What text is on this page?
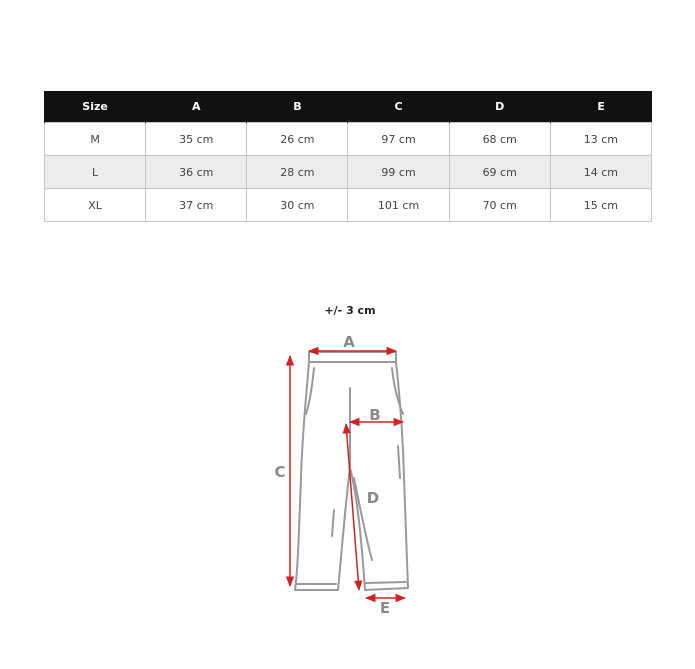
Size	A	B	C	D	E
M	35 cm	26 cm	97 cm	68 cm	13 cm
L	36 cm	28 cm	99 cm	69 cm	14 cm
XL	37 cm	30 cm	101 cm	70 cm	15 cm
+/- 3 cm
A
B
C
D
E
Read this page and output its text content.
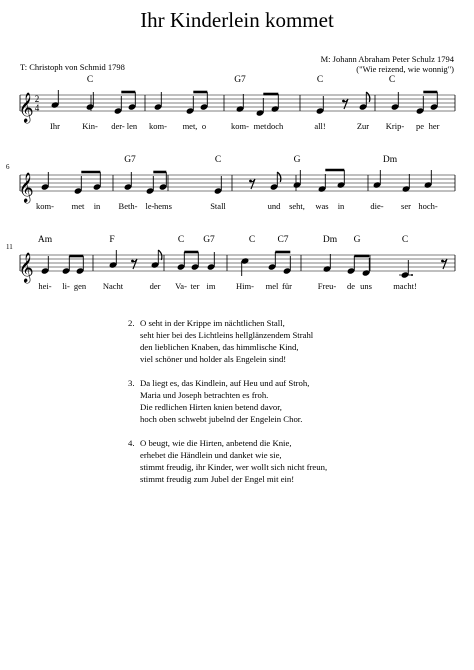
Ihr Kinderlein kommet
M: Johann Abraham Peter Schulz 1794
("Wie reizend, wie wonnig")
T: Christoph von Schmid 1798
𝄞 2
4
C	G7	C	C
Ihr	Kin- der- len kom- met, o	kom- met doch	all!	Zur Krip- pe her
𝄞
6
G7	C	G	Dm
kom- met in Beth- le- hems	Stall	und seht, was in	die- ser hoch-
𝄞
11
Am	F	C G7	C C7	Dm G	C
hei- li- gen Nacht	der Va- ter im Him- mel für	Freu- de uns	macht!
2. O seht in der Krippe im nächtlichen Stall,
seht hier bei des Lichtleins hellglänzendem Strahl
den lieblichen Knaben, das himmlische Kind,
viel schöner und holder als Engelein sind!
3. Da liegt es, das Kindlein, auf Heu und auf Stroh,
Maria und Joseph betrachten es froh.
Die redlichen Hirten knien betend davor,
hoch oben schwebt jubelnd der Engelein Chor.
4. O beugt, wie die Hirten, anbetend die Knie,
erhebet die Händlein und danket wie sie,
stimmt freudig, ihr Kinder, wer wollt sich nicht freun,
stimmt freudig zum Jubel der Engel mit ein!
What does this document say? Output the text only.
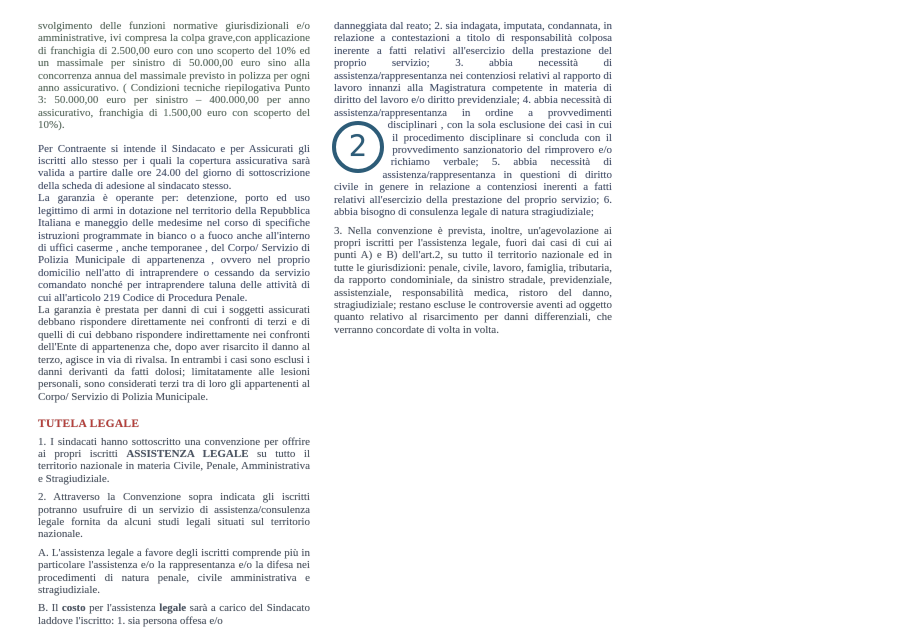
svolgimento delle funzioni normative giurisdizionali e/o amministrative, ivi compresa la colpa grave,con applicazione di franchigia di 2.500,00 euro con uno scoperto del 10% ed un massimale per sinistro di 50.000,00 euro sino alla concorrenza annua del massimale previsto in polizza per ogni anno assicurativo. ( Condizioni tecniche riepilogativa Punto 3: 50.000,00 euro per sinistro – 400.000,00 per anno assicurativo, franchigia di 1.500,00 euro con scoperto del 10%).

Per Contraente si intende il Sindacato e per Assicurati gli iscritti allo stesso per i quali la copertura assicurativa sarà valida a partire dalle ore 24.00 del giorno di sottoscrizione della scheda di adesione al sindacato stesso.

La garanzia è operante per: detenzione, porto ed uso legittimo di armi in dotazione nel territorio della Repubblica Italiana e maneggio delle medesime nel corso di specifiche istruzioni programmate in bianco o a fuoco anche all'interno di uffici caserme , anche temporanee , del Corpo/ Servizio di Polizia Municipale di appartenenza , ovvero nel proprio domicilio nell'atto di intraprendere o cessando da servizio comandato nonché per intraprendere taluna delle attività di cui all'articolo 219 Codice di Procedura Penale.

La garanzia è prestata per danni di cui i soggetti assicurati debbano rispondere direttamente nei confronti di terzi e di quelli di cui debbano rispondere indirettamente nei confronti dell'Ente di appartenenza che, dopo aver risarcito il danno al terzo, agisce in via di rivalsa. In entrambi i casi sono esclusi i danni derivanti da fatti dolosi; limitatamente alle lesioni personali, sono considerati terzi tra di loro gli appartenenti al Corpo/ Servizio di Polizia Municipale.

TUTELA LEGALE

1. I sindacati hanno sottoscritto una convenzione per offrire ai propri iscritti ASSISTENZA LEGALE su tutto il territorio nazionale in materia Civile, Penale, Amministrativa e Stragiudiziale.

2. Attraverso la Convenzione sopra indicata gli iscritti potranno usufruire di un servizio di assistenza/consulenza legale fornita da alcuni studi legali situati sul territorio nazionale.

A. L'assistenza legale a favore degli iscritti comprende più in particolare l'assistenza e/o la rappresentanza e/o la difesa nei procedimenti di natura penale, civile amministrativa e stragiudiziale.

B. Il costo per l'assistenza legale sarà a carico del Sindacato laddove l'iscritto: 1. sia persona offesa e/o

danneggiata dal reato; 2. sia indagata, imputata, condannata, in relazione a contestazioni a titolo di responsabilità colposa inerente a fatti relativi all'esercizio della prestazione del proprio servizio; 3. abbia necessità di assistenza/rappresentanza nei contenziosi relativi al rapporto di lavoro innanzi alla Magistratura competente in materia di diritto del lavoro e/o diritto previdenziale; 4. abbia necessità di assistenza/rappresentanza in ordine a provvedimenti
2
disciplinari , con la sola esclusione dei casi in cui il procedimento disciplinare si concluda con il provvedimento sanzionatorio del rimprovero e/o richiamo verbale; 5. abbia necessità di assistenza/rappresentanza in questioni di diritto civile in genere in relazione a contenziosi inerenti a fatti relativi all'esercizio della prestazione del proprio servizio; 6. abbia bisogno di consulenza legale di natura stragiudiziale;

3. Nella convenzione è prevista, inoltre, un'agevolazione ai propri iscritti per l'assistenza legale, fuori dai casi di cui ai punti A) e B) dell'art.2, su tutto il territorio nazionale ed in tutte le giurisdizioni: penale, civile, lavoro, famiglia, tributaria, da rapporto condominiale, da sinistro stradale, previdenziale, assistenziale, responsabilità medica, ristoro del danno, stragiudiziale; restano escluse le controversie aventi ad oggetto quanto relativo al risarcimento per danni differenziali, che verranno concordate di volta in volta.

= = =

Restate the data above word for word. Do not include the images.

What text is on this page?
Size	A	B	C	D	E
M	35 cm	26 cm	97 cm	68 cm	13 cm
L	36 cm	28 cm	99 cm	69 cm	14 cm
XL	37 cm	30 cm	101 cm	70 cm	15 cm
+/- 3 cm
A
B
C
D
E
Read this page and output its text content.
Ihr Kinderlein kommet
M: Johann Abraham Peter Schulz 1794
("Wie reizend, wie wonnig")
T: Christoph von Schmid 1798
𝄞 2
4
C	G7	C	C
Ihr	Kin- der- len kom- met, o	kom- met doch	all!	Zur Krip- pe her
𝄞
6
G7	C	G	Dm
kom- met in Beth- le- hems	Stall	und seht, was in	die- ser hoch-
𝄞
11
Am	F	C G7	C C7	Dm G	C
hei- li- gen Nacht	der Va- ter im Him- mel für	Freu- de uns	macht!
2. O seht in der Krippe im nächtlichen Stall,
seht hier bei des Lichtleins hellglänzendem Strahl
den lieblichen Knaben, das himmlische Kind,
viel schöner und holder als Engelein sind!
3. Da liegt es, das Kindlein, auf Heu und auf Stroh,
Maria und Joseph betrachten es froh.
Die redlichen Hirten knien betend davor,
hoch oben schwebt jubelnd der Engelein Chor.
4. O beugt, wie die Hirten, anbetend die Knie,
erhebet die Händlein und danket wie sie,
stimmt freudig, ihr Kinder, wer wollt sich nicht freun,
stimmt freudig zum Jubel der Engel mit ein!
What does this document say? Output the text only.
svolgimento delle funzioni normative giurisdizionali e/o amministrative, ivi compresa la colpa grave,con applicazione di franchigia di 2.500,00 euro con uno scoperto del 10% ed un massimale per sinistro di 50.000,00 euro sino alla concorrenza annua del massimale previsto in polizza per ogni anno assicurativo. ( Condizioni tecniche riepilogativa Punto 3: 50.000,00 euro per sinistro – 400.000,00 per anno assicurativo, franchigia di 1.500,00 euro con scoperto del 10%).

Per Contraente si intende il Sindacato e per Assicurati gli iscritti allo stesso per i quali la copertura assicurativa sarà valida a partire dalle ore 24.00 del giorno di sottoscrizione della scheda di adesione al sindacato stesso.

La garanzia è operante per: detenzione, porto ed uso legittimo di armi in dotazione nel territorio della Repubblica Italiana e maneggio delle medesime nel corso di specifiche istruzioni programmate in bianco o a fuoco anche all'interno di uffici caserme , anche temporanee , del Corpo/ Servizio di Polizia Municipale di appartenenza , ovvero nel proprio domicilio nell'atto di intraprendere o cessando da servizio comandato nonché per intraprendere taluna delle attività di cui all'articolo 219 Codice di Procedura Penale.

La garanzia è prestata per danni di cui i soggetti assicurati debbano rispondere direttamente nei confronti di terzi e di quelli di cui debbano rispondere indirettamente nei confronti dell'Ente di appartenenza che, dopo aver risarcito il danno al terzo, agisce in via di rivalsa. In entrambi i casi sono esclusi i danni derivanti da fatti dolosi; limitatamente alle lesioni personali, sono considerati terzi tra di loro gli appartenenti al Corpo/ Servizio di Polizia Municipale.

TUTELA LEGALE

1. I sindacati hanno sottoscritto una convenzione per offrire ai propri iscritti ASSISTENZA LEGALE su tutto il territorio nazionale in materia Civile, Penale, Amministrativa e Stragiudiziale.

2. Attraverso la Convenzione sopra indicata gli iscritti potranno usufruire di un servizio di assistenza/consulenza legale fornita da alcuni studi legali situati sul territorio nazionale.

A. L'assistenza legale a favore degli iscritti comprende più in particolare l'assistenza e/o la rappresentanza e/o la difesa nei procedimenti di natura penale, civile amministrativa e stragiudiziale.

B. Il costo per l'assistenza legale sarà a carico del Sindacato laddove l'iscritto: 1. sia persona offesa e/o

danneggiata dal reato; 2. sia indagata, imputata, condannata, in relazione a contestazioni a titolo di responsabilità colposa inerente a fatti relativi all'esercizio della prestazione del proprio servizio; 3. abbia necessità di assistenza/rappresentanza nei contenziosi relativi al rapporto di lavoro innanzi alla Magistratura competente in materia di diritto del lavoro e/o diritto previdenziale; 4. abbia necessità di assistenza/rappresentanza in ordine a provvedimenti
2
disciplinari , con la sola esclusione dei casi in cui il procedimento disciplinare si concluda con il provvedimento sanzionatorio del rimprovero e/o richiamo verbale; 5. abbia necessità di assistenza/rappresentanza in questioni di diritto civile in genere in relazione a contenziosi inerenti a fatti relativi all'esercizio della prestazione del proprio servizio; 6. abbia bisogno di consulenza legale di natura stragiudiziale;

3. Nella convenzione è prevista, inoltre, un'agevolazione ai propri iscritti per l'assistenza legale, fuori dai casi di cui ai punti A) e B) dell'art.2, su tutto il territorio nazionale ed in tutte le giurisdizioni: penale, civile, lavoro, famiglia, tributaria, da rapporto condominiale, da sinistro stradale, previdenziale, assistenziale, responsabilità medica, ristoro del danno, stragiudiziale; restano escluse le controversie aventi ad oggetto quanto relativo al risarcimento per danni differenziali, che verranno concordate di volta in volta.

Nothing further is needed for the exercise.